_INPUT ROWS_

-- START --

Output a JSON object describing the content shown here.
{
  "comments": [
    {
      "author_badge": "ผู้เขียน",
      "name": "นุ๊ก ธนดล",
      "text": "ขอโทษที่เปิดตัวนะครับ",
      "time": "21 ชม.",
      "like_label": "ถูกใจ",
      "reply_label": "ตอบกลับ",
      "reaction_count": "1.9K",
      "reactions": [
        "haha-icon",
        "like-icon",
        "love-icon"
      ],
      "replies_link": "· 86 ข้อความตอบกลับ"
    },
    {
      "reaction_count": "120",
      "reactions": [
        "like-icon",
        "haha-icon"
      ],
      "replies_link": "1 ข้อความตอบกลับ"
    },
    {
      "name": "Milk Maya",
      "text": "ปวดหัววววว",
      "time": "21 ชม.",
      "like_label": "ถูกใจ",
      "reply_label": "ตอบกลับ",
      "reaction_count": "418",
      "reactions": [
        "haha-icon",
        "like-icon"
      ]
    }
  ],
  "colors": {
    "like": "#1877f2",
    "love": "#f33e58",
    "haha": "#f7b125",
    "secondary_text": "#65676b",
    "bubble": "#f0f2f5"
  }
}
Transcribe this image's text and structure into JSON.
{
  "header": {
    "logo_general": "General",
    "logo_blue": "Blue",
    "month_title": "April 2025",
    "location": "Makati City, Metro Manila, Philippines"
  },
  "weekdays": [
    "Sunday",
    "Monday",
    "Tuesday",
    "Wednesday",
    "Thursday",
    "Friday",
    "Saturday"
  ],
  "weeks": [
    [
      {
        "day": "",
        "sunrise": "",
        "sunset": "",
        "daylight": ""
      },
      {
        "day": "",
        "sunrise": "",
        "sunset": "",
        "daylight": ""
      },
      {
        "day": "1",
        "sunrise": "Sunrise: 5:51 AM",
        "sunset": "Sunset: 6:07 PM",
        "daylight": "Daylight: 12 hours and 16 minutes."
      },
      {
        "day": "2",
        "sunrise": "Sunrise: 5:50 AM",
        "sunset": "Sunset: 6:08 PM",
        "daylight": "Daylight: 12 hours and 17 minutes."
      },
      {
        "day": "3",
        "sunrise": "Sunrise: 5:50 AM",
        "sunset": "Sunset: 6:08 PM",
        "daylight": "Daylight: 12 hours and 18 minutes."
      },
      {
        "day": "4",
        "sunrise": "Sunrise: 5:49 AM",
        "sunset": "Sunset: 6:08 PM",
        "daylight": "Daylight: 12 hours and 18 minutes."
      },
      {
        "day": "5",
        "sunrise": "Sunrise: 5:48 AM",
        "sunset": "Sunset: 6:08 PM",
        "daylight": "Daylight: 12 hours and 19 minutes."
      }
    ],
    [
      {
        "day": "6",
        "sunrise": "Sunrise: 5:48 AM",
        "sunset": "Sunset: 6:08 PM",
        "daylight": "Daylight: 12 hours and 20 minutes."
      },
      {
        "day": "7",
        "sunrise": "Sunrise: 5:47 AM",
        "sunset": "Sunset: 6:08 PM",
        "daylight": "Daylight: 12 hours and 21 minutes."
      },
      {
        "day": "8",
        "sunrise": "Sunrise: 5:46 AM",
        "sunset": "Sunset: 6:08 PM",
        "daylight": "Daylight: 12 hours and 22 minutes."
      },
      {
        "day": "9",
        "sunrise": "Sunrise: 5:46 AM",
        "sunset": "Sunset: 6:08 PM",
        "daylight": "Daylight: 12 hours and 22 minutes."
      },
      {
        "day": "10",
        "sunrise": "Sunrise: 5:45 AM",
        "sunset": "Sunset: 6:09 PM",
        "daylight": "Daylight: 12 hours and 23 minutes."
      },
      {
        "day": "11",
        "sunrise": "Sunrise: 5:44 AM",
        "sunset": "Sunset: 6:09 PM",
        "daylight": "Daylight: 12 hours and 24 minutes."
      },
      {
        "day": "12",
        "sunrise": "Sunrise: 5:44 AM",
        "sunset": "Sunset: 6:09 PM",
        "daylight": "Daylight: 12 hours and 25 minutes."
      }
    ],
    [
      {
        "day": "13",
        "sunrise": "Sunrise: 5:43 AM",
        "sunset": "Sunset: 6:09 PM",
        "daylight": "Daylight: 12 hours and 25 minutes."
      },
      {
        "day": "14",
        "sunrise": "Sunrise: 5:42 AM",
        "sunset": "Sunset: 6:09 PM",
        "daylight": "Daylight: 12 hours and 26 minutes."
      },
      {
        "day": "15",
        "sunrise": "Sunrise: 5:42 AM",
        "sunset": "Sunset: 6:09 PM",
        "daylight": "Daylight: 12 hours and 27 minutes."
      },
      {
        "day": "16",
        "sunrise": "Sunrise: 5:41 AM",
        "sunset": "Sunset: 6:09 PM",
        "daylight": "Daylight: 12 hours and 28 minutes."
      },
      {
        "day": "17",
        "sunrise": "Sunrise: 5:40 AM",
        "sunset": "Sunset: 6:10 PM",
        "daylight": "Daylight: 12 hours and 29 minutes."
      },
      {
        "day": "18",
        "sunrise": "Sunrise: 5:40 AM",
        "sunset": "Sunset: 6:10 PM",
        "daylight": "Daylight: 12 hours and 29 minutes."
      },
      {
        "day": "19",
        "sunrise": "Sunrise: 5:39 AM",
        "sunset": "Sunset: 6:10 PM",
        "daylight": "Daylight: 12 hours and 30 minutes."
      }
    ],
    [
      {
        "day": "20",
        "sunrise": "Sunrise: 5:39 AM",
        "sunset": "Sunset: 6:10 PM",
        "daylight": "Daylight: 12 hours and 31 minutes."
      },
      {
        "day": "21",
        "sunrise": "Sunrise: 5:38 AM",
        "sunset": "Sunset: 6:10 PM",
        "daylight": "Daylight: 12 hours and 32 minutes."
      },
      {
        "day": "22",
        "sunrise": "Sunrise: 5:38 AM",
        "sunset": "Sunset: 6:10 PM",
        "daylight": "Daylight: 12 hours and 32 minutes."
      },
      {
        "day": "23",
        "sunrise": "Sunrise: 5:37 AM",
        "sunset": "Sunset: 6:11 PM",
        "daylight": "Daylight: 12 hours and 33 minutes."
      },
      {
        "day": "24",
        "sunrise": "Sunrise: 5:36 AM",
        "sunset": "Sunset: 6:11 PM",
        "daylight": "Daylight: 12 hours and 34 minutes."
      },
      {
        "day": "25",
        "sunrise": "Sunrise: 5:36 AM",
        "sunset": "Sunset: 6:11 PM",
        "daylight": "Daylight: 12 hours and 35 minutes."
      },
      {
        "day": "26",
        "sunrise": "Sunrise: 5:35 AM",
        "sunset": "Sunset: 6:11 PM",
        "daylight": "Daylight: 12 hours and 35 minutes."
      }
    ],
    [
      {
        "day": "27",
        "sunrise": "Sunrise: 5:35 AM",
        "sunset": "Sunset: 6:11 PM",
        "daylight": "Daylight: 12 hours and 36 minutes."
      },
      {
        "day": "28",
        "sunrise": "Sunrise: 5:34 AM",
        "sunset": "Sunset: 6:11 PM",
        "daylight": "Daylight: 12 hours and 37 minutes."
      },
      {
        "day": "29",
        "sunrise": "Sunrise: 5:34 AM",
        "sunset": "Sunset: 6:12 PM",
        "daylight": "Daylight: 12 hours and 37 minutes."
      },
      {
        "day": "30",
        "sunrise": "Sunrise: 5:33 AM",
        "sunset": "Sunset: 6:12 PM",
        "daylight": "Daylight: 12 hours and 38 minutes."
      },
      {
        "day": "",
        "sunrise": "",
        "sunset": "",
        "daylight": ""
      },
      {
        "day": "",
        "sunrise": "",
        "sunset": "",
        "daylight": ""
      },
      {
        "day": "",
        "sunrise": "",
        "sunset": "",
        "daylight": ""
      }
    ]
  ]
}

-- END --

_OBJECTIVE_
How many lines of these entries hold the string "icon"? Answer with the number alone.

_THE ANSWER_
7